* start Input for this task *
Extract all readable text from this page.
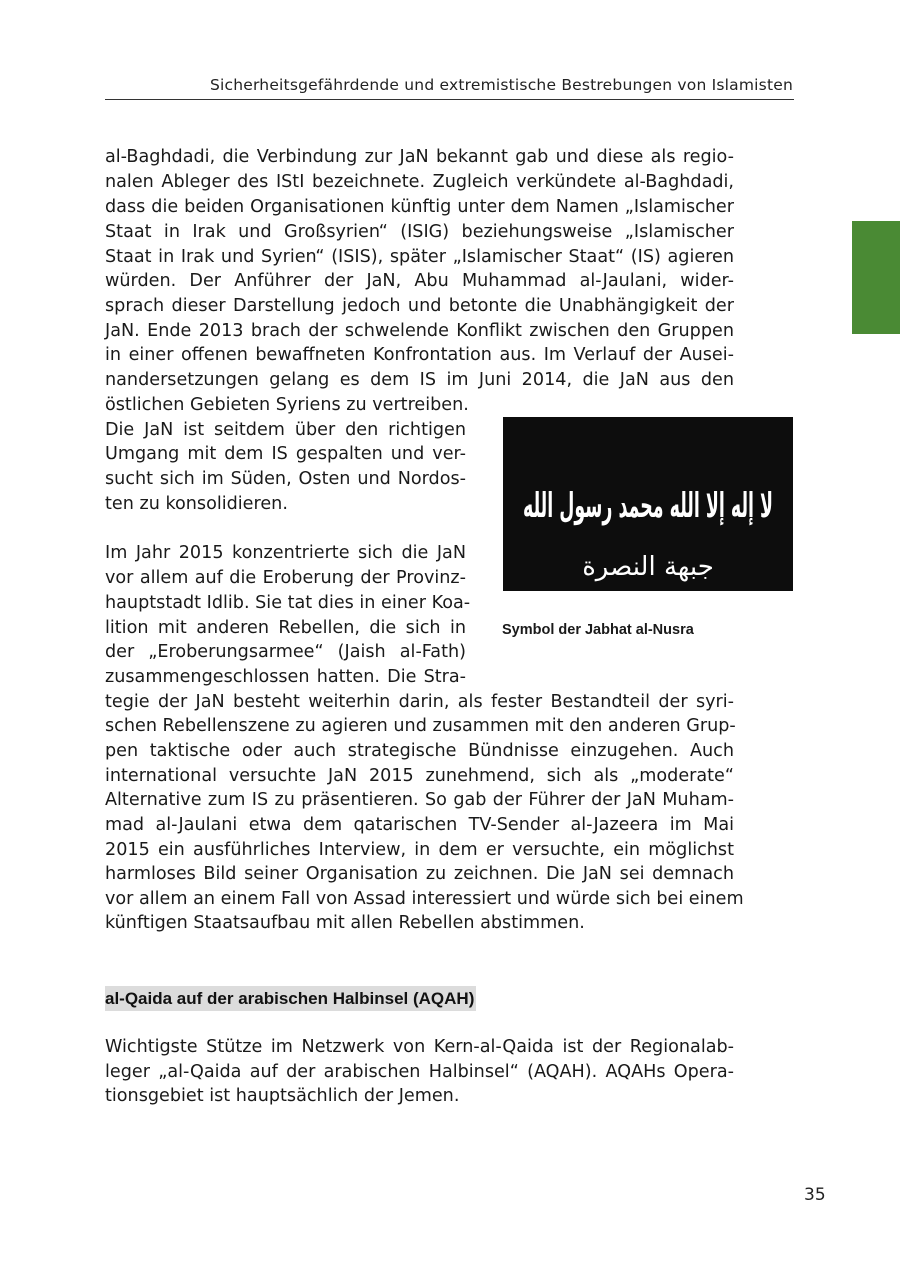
Sicherheitsgefährdende und extremistische Bestrebungen von Islamisten
al-Baghdadi, die Verbindung zur JaN bekannt gab und diese als regio-
nalen Ableger des IStI bezeichnete. Zugleich verkündete al-Baghdadi,
dass die beiden Organisationen künftig unter dem Namen „Islamischer
Staat in Irak und Großsyrien“ (ISIG) beziehungsweise „Islamischer
Staat in Irak und Syrien“ (ISIS), später „Islamischer Staat“ (IS) agieren
würden. Der Anführer der JaN, Abu Muhammad al-Jaulani, wider-
sprach dieser Darstellung jedoch und betonte die Unabhängigkeit der
JaN. Ende 2013 brach der schwelende Konflikt zwischen den Gruppen
in einer offenen bewaffneten Konfrontation aus. Im Verlauf der Ausei-
nandersetzungen gelang es dem IS im Juni 2014, die JaN aus den
östlichen Gebieten Syriens zu vertreiben.
Die JaN ist seitdem über den richtigen
Umgang mit dem IS gespalten und ver-
sucht sich im Süden, Osten und Nordos-
ten zu konsolidieren.
Im Jahr 2015 konzentrierte sich die JaN
vor allem auf die Eroberung der Provinz-
hauptstadt Idlib. Sie tat dies in einer Koa-
lition mit anderen Rebellen, die sich in
der „Eroberungsarmee“ (Jaish al-Fath)
zusammengeschlossen hatten. Die Stra-
tegie der JaN besteht weiterhin darin, als fester Bestandteil der syri-
schen Rebellenszene zu agieren und zusammen mit den anderen Grup-
pen taktische oder auch strategische Bündnisse einzugehen. Auch
international versuchte JaN 2015 zunehmend, sich als „moderate“
Alternative zum IS zu präsentieren. So gab der Führer der JaN Muham-
mad al-Jaulani etwa dem qatarischen TV-Sender al-Jazeera im Mai
2015 ein ausführliches Interview, in dem er versuchte, ein möglichst
harmloses Bild seiner Organisation zu zeichnen. Die JaN sei demnach
vor allem an einem Fall von Assad interessiert und würde sich bei einem
künftigen Staatsaufbau mit allen Rebellen abstimmen.
لا إله إلا الله محمد رسول الله
جبهة النصرة
Symbol der Jabhat al-Nusra
al-Qaida auf der arabischen Halbinsel (AQAH)
Wichtigste Stütze im Netzwerk von Kern-al-Qaida ist der Regionalab-
leger „al-Qaida auf der arabischen Halbinsel“ (AQAH). AQAHs Opera-
tionsgebiet ist hauptsächlich der Jemen.
35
* end Input for this task *
**Task instructions:** Pictures are to be left out; all else in the entries above is to be quoted exactly.

**Output below:**
Extract all readable text from this page.
Sicherheitsgefährdende und extremistische Bestrebungen von Islamisten
al-Baghdadi, die Verbindung zur JaN bekannt gab und diese als regio-
nalen Ableger des IStI bezeichnete. Zugleich verkündete al-Baghdadi,
dass die beiden Organisationen künftig unter dem Namen „Islamischer
Staat in Irak und Großsyrien“ (ISIG) beziehungsweise „Islamischer
Staat in Irak und Syrien“ (ISIS), später „Islamischer Staat“ (IS) agieren
würden. Der Anführer der JaN, Abu Muhammad al-Jaulani, wider-
sprach dieser Darstellung jedoch und betonte die Unabhängigkeit der
JaN. Ende 2013 brach der schwelende Konflikt zwischen den Gruppen
in einer offenen bewaffneten Konfrontation aus. Im Verlauf der Ausei-
nandersetzungen gelang es dem IS im Juni 2014, die JaN aus den
östlichen Gebieten Syriens zu vertreiben.
Die JaN ist seitdem über den richtigen
Umgang mit dem IS gespalten und ver-
sucht sich im Süden, Osten und Nordos-
ten zu konsolidieren.
Im Jahr 2015 konzentrierte sich die JaN
vor allem auf die Eroberung der Provinz-
hauptstadt Idlib. Sie tat dies in einer Koa-
lition mit anderen Rebellen, die sich in
der „Eroberungsarmee“ (Jaish al-Fath)
zusammengeschlossen hatten. Die Stra-
tegie der JaN besteht weiterhin darin, als fester Bestandteil der syri-
schen Rebellenszene zu agieren und zusammen mit den anderen Grup-
pen taktische oder auch strategische Bündnisse einzugehen. Auch
international versuchte JaN 2015 zunehmend, sich als „moderate“
Alternative zum IS zu präsentieren. So gab der Führer der JaN Muham-
mad al-Jaulani etwa dem qatarischen TV-Sender al-Jazeera im Mai
2015 ein ausführliches Interview, in dem er versuchte, ein möglichst
harmloses Bild seiner Organisation zu zeichnen. Die JaN sei demnach
vor allem an einem Fall von Assad interessiert und würde sich bei einem
künftigen Staatsaufbau mit allen Rebellen abstimmen.
لا إله إلا الله محمد رسول الله
جبهة النصرة
Symbol der Jabhat al-Nusra
al-Qaida auf der arabischen Halbinsel (AQAH)
Wichtigste Stütze im Netzwerk von Kern-al-Qaida ist der Regionalab-
leger „al-Qaida auf der arabischen Halbinsel“ (AQAH). AQAHs Opera-
tionsgebiet ist hauptsächlich der Jemen.
35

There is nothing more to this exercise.